Figure record listings
## begin

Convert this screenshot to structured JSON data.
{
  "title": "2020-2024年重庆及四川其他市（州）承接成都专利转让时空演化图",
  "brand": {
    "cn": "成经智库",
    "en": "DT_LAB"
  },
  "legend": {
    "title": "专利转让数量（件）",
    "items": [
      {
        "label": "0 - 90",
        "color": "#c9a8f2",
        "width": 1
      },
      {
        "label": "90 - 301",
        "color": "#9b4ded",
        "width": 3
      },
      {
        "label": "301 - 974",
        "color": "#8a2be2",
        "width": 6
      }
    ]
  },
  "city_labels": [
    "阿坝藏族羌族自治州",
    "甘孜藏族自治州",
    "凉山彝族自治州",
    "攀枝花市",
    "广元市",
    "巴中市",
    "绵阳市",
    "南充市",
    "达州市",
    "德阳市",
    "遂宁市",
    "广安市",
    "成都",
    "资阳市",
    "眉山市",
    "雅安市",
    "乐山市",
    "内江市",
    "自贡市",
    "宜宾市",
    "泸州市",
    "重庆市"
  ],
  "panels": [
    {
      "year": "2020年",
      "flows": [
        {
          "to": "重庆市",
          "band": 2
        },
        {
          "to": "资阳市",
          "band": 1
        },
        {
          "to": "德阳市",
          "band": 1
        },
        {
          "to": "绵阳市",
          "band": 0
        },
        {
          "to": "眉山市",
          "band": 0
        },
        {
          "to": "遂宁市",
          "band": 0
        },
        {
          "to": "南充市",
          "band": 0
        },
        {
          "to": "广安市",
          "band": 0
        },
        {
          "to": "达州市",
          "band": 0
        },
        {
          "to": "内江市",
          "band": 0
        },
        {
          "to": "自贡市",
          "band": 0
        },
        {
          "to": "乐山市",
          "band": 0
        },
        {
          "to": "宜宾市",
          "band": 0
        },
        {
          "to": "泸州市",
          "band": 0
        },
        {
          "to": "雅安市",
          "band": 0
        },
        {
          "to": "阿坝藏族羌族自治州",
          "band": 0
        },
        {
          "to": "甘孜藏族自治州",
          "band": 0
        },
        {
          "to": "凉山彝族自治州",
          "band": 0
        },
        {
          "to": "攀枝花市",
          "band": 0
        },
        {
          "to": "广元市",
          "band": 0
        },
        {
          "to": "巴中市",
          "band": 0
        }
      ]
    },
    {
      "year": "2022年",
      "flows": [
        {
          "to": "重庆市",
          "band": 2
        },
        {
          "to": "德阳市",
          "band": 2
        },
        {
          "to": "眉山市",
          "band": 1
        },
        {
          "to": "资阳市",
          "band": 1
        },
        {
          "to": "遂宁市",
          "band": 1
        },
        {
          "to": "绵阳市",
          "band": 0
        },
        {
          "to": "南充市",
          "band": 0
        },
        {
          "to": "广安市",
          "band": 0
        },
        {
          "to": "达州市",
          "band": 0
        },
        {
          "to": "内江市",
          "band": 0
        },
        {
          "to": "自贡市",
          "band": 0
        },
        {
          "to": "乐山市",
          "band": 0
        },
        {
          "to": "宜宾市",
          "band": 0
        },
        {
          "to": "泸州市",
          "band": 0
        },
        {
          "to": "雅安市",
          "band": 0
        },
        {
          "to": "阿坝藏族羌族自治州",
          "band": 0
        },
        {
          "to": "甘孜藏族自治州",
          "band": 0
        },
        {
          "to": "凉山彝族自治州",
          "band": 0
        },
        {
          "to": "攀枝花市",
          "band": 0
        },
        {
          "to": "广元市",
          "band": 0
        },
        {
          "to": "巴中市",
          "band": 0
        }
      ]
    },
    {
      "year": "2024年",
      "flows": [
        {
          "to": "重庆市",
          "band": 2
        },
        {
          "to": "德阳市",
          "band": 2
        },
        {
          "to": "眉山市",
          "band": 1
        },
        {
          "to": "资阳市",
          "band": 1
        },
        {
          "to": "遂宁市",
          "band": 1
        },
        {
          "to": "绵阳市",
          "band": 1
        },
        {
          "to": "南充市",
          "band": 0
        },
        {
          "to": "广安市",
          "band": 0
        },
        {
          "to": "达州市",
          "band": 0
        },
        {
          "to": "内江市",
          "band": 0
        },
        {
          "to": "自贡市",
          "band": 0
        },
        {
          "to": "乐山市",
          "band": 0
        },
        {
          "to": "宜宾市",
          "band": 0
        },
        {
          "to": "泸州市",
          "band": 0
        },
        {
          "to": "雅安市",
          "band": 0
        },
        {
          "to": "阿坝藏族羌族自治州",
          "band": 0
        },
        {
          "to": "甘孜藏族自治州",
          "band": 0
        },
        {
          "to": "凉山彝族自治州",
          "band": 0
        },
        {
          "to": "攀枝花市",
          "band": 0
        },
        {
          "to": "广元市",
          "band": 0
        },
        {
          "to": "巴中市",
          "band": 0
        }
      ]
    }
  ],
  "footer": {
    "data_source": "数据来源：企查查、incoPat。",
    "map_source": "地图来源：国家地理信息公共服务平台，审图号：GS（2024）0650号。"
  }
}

## end

PROBLEM REQUIREMENTS: Transcribe each entry exactly.

WRITTEN RESPONSE:
Convert this screenshot to structured JSON data.
{
  "title": "2020-2024年重庆及四川其他市（州）承接成都专利转让时空演化图",
  "brand": {
    "cn": "成经智库",
    "en": "DT_LAB"
  },
  "legend": {
    "title": "专利转让数量（件）",
    "items": [
      {
        "label": "0 - 90",
        "color": "#c9a8f2",
        "width": 1
      },
      {
        "label": "90 - 301",
        "color": "#9b4ded",
        "width": 3
      },
      {
        "label": "301 - 974",
        "color": "#8a2be2",
        "width": 6
      }
    ]
  },
  "city_labels": [
    "阿坝藏族羌族自治州",
    "甘孜藏族自治州",
    "凉山彝族自治州",
    "攀枝花市",
    "广元市",
    "巴中市",
    "绵阳市",
    "南充市",
    "达州市",
    "德阳市",
    "遂宁市",
    "广安市",
    "成都",
    "资阳市",
    "眉山市",
    "雅安市",
    "乐山市",
    "内江市",
    "自贡市",
    "宜宾市",
    "泸州市",
    "重庆市"
  ],
  "panels": [
    {
      "year": "2020年",
      "flows": [
        {
          "to": "重庆市",
          "band": 2
        },
        {
          "to": "资阳市",
          "band": 1
        },
        {
          "to": "德阳市",
          "band": 1
        },
        {
          "to": "绵阳市",
          "band": 0
        },
        {
          "to": "眉山市",
          "band": 0
        },
        {
          "to": "遂宁市",
          "band": 0
        },
        {
          "to": "南充市",
          "band": 0
        },
        {
          "to": "广安市",
          "band": 0
        },
        {
          "to": "达州市",
          "band": 0
        },
        {
          "to": "内江市",
          "band": 0
        },
        {
          "to": "自贡市",
          "band": 0
        },
        {
          "to": "乐山市",
          "band": 0
        },
        {
          "to": "宜宾市",
          "band": 0
        },
        {
          "to": "泸州市",
          "band": 0
        },
        {
          "to": "雅安市",
          "band": 0
        },
        {
          "to": "阿坝藏族羌族自治州",
          "band": 0
        },
        {
          "to": "甘孜藏族自治州",
          "band": 0
        },
        {
          "to": "凉山彝族自治州",
          "band": 0
        },
        {
          "to": "攀枝花市",
          "band": 0
        },
        {
          "to": "广元市",
          "band": 0
        },
        {
          "to": "巴中市",
          "band": 0
        }
      ]
    },
    {
      "year": "2022年",
      "flows": [
        {
          "to": "重庆市",
          "band": 2
        },
        {
          "to": "德阳市",
          "band": 2
        },
        {
          "to": "眉山市",
          "band": 1
        },
        {
          "to": "资阳市",
          "band": 1
        },
        {
          "to": "遂宁市",
          "band": 1
        },
        {
          "to": "绵阳市",
          "band": 0
        },
        {
          "to": "南充市",
          "band": 0
        },
        {
          "to": "广安市",
          "band": 0
        },
        {
          "to": "达州市",
          "band": 0
        },
        {
          "to": "内江市",
          "band": 0
        },
        {
          "to": "自贡市",
          "band": 0
        },
        {
          "to": "乐山市",
          "band": 0
        },
        {
          "to": "宜宾市",
          "band": 0
        },
        {
          "to": "泸州市",
          "band": 0
        },
        {
          "to": "雅安市",
          "band": 0
        },
        {
          "to": "阿坝藏族羌族自治州",
          "band": 0
        },
        {
          "to": "甘孜藏族自治州",
          "band": 0
        },
        {
          "to": "凉山彝族自治州",
          "band": 0
        },
        {
          "to": "攀枝花市",
          "band": 0
        },
        {
          "to": "广元市",
          "band": 0
        },
        {
          "to": "巴中市",
          "band": 0
        }
      ]
    },
    {
      "year": "2024年",
      "flows": [
        {
          "to": "重庆市",
          "band": 2
        },
        {
          "to": "德阳市",
          "band": 2
        },
        {
          "to": "眉山市",
          "band": 1
        },
        {
          "to": "资阳市",
          "band": 1
        },
        {
          "to": "遂宁市",
          "band": 1
        },
        {
          "to": "绵阳市",
          "band": 1
        },
        {
          "to": "南充市",
          "band": 0
        },
        {
          "to": "广安市",
          "band": 0
        },
        {
          "to": "达州市",
          "band": 0
        },
        {
          "to": "内江市",
          "band": 0
        },
        {
          "to": "自贡市",
          "band": 0
        },
        {
          "to": "乐山市",
          "band": 0
        },
        {
          "to": "宜宾市",
          "band": 0
        },
        {
          "to": "泸州市",
          "band": 0
        },
        {
          "to": "雅安市",
          "band": 0
        },
        {
          "to": "阿坝藏族羌族自治州",
          "band": 0
        },
        {
          "to": "甘孜藏族自治州",
          "band": 0
        },
        {
          "to": "凉山彝族自治州",
          "band": 0
        },
        {
          "to": "攀枝花市",
          "band": 0
        },
        {
          "to": "广元市",
          "band": 0
        },
        {
          "to": "巴中市",
          "band": 0
        }
      ]
    }
  ],
  "footer": {
    "data_source": "数据来源：企查查、incoPat。",
    "map_source": "地图来源：国家地理信息公共服务平台，审图号：GS（2024）0650号。"
  }
}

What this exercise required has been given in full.